[The problem]: Print the records below word for word, but leave out the pictures.

————

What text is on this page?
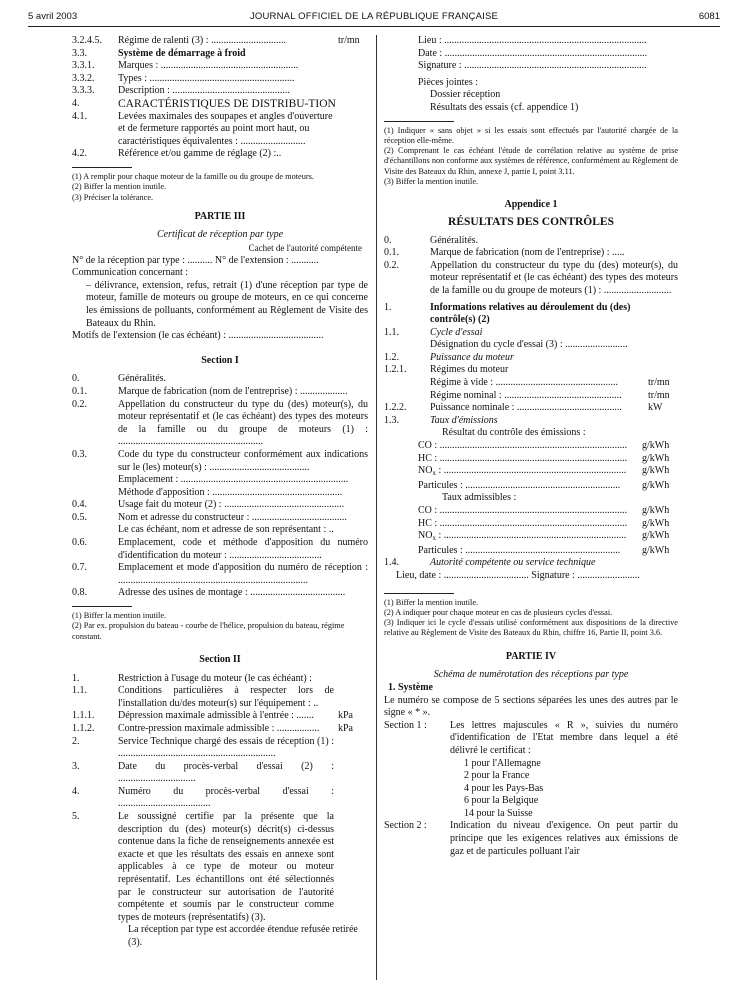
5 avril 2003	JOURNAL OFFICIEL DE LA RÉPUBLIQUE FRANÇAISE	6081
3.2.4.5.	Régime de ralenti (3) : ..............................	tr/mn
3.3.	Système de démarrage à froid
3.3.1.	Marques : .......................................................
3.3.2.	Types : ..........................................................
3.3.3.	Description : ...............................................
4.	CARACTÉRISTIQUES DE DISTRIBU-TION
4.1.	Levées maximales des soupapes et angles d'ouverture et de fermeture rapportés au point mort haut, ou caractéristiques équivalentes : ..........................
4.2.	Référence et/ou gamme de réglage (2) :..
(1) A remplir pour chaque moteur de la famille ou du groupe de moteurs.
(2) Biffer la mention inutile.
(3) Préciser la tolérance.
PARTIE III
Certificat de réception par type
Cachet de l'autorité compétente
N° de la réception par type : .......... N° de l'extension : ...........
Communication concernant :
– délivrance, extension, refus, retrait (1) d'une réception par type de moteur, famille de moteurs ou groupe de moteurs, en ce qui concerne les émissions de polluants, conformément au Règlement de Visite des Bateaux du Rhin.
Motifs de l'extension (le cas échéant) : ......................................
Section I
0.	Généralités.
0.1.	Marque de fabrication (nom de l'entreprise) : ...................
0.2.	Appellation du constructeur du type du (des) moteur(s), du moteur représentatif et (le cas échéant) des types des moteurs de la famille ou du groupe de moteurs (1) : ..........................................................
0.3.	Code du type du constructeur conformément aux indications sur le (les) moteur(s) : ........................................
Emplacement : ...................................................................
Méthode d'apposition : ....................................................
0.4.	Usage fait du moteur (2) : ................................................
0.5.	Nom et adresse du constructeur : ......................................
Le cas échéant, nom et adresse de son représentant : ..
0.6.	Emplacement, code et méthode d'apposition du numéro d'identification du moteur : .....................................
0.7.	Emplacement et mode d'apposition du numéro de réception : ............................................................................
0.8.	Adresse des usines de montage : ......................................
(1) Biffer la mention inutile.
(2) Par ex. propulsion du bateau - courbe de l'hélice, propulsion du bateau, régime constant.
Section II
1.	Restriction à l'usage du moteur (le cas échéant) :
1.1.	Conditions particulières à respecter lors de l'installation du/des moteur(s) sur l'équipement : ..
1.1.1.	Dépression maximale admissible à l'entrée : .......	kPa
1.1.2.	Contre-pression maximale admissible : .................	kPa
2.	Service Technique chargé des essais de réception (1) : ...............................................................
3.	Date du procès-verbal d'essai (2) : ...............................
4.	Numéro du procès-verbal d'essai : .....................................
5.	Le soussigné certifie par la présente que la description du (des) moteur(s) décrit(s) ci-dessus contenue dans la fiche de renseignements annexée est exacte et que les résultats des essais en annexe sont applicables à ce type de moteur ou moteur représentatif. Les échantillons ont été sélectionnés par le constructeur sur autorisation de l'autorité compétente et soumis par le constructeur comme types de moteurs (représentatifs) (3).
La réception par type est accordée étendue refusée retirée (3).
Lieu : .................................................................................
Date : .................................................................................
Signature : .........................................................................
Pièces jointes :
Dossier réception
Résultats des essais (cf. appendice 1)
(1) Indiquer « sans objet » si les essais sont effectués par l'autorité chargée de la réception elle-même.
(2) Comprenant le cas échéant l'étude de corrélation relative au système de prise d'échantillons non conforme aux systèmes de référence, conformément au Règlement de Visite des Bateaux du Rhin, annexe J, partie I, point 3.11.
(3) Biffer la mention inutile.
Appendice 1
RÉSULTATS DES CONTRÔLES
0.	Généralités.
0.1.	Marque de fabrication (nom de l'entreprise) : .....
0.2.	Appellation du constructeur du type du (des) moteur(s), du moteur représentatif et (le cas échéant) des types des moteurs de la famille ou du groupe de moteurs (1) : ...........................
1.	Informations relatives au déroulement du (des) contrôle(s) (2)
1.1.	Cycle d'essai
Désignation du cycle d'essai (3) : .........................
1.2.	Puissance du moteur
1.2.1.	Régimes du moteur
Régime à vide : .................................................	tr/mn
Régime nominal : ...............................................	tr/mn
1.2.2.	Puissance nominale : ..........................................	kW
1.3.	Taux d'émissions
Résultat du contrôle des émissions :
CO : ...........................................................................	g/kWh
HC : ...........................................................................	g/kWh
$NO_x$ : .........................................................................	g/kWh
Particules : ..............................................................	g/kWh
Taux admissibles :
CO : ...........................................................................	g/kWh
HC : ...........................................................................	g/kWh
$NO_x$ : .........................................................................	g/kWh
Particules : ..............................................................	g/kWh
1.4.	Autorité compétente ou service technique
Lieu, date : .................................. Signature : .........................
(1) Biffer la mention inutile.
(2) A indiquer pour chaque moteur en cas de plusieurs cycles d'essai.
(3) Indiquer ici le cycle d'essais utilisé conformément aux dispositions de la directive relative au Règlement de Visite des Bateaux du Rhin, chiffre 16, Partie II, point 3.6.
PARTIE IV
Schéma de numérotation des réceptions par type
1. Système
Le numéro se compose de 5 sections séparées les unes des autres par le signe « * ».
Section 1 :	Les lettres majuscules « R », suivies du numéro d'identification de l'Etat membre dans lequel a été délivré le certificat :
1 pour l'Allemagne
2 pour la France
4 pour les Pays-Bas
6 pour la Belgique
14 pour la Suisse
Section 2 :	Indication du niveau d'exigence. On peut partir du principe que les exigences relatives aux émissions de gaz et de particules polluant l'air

————

[Final result]:
What text is on this page?
5 avril 2003	JOURNAL OFFICIEL DE LA RÉPUBLIQUE FRANÇAISE	6081
3.2.4.5.	Régime de ralenti (3) : ..............................	tr/mn
3.3.	Système de démarrage à froid
3.3.1.	Marques : .......................................................
3.3.2.	Types : ..........................................................
3.3.3.	Description : ...............................................
4.	CARACTÉRISTIQUES DE DISTRIBU-TION
4.1.	Levées maximales des soupapes et angles d'ouverture et de fermeture rapportés au point mort haut, ou caractéristiques équivalentes : ..........................
4.2.	Référence et/ou gamme de réglage (2) :..
(1) A remplir pour chaque moteur de la famille ou du groupe de moteurs.
(2) Biffer la mention inutile.
(3) Préciser la tolérance.
PARTIE III
Certificat de réception par type
Cachet de l'autorité compétente
N° de la réception par type : .......... N° de l'extension : ...........
Communication concernant :
– délivrance, extension, refus, retrait (1) d'une réception par type de moteur, famille de moteurs ou groupe de moteurs, en ce qui concerne les émissions de polluants, conformément au Règlement de Visite des Bateaux du Rhin.
Motifs de l'extension (le cas échéant) : ......................................
Section I
0.	Généralités.
0.1.	Marque de fabrication (nom de l'entreprise) : ...................
0.2.	Appellation du constructeur du type du (des) moteur(s), du moteur représentatif et (le cas échéant) des types des moteurs de la famille ou du groupe de moteurs (1) : ..........................................................
0.3.	Code du type du constructeur conformément aux indications sur le (les) moteur(s) : ........................................
Emplacement : ...................................................................
Méthode d'apposition : ....................................................
0.4.	Usage fait du moteur (2) : ................................................
0.5.	Nom et adresse du constructeur : ......................................
Le cas échéant, nom et adresse de son représentant : ..
0.6.	Emplacement, code et méthode d'apposition du numéro d'identification du moteur : .....................................
0.7.	Emplacement et mode d'apposition du numéro de réception : ............................................................................
0.8.	Adresse des usines de montage : ......................................
(1) Biffer la mention inutile.
(2) Par ex. propulsion du bateau - courbe de l'hélice, propulsion du bateau, régime constant.
Section II
1.	Restriction à l'usage du moteur (le cas échéant) :
1.1.	Conditions particulières à respecter lors de l'installation du/des moteur(s) sur l'équipement : ..
1.1.1.	Dépression maximale admissible à l'entrée : .......	kPa
1.1.2.	Contre-pression maximale admissible : .................	kPa
2.	Service Technique chargé des essais de réception (1) : ...............................................................
3.	Date du procès-verbal d'essai (2) : ...............................
4.	Numéro du procès-verbal d'essai : .....................................
5.	Le soussigné certifie par la présente que la description du (des) moteur(s) décrit(s) ci-dessus contenue dans la fiche de renseignements annexée est exacte et que les résultats des essais en annexe sont applicables à ce type de moteur ou moteur représentatif. Les échantillons ont été sélectionnés par le constructeur sur autorisation de l'autorité compétente et soumis par le constructeur comme types de moteurs (représentatifs) (3).
La réception par type est accordée étendue refusée retirée (3).
Lieu : .................................................................................
Date : .................................................................................
Signature : .........................................................................
Pièces jointes :
Dossier réception
Résultats des essais (cf. appendice 1)
(1) Indiquer « sans objet » si les essais sont effectués par l'autorité chargée de la réception elle-même.
(2) Comprenant le cas échéant l'étude de corrélation relative au système de prise d'échantillons non conforme aux systèmes de référence, conformément au Règlement de Visite des Bateaux du Rhin, annexe J, partie I, point 3.11.
(3) Biffer la mention inutile.
Appendice 1
RÉSULTATS DES CONTRÔLES
0.	Généralités.
0.1.	Marque de fabrication (nom de l'entreprise) : .....
0.2.	Appellation du constructeur du type du (des) moteur(s), du moteur représentatif et (le cas échéant) des types des moteurs de la famille ou du groupe de moteurs (1) : ...........................
1.	Informations relatives au déroulement du (des) contrôle(s) (2)
1.1.	Cycle d'essai
Désignation du cycle d'essai (3) : .........................
1.2.	Puissance du moteur
1.2.1.	Régimes du moteur
Régime à vide : .................................................	tr/mn
Régime nominal : ...............................................	tr/mn
1.2.2.	Puissance nominale : ..........................................	kW
1.3.	Taux d'émissions
Résultat du contrôle des émissions :
CO : ...........................................................................	g/kWh
HC : ...........................................................................	g/kWh
$NO_x$ : .........................................................................	g/kWh
Particules : ..............................................................	g/kWh
Taux admissibles :
CO : ...........................................................................	g/kWh
HC : ...........................................................................	g/kWh
$NO_x$ : .........................................................................	g/kWh
Particules : ..............................................................	g/kWh
1.4.	Autorité compétente ou service technique
Lieu, date : .................................. Signature : .........................
(1) Biffer la mention inutile.
(2) A indiquer pour chaque moteur en cas de plusieurs cycles d'essai.
(3) Indiquer ici le cycle d'essais utilisé conformément aux dispositions de la directive relative au Règlement de Visite des Bateaux du Rhin, chiffre 16, Partie II, point 3.6.
PARTIE IV
Schéma de numérotation des réceptions par type
1. Système
Le numéro se compose de 5 sections séparées les unes des autres par le signe « * ».
Section 1 :	Les lettres majuscules « R », suivies du numéro d'identification de l'Etat membre dans lequel a été délivré le certificat :
1 pour l'Allemagne
2 pour la France
4 pour les Pays-Bas
6 pour la Belgique
14 pour la Suisse
Section 2 :	Indication du niveau d'exigence. On peut partir du principe que les exigences relatives aux émissions de gaz et de particules polluant l'air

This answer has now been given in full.